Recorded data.
□ □ □
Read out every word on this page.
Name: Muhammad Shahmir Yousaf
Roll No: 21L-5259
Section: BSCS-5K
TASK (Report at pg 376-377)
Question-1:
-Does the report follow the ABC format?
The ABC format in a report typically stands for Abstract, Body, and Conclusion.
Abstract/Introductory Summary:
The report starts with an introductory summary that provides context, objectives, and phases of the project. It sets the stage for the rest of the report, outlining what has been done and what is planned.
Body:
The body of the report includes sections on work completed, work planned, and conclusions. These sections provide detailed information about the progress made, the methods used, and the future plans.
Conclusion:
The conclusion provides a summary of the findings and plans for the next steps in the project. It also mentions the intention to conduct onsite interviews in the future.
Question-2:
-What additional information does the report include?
□ □ □
Problem to solve. Output the records verbatim, from the first line to the last.

Exercise answer.
Read out every word on this page.
Name: Muhammad Shahmir Yousaf
Roll No: 21L-5259
Section: BSCS-5K
TASK (Report at pg 376-377)
Question-1:
-Does the report follow the ABC format?
The ABC format in a report typically stands for Abstract, Body, and Conclusion.
Abstract/Introductory Summary:
The report starts with an introductory summary that provides context, objectives, and phases of the project. It sets the stage for the rest of the report, outlining what has been done and what is planned.
Body:
The body of the report includes sections on work completed, work planned, and conclusions. These sections provide detailed information about the progress made, the methods used, and the future plans.
Conclusion:
The conclusion provides a summary of the findings and plans for the next steps in the project. It also mentions the intention to conduct onsite interviews in the future.
Question-2:
-What additional information does the report include?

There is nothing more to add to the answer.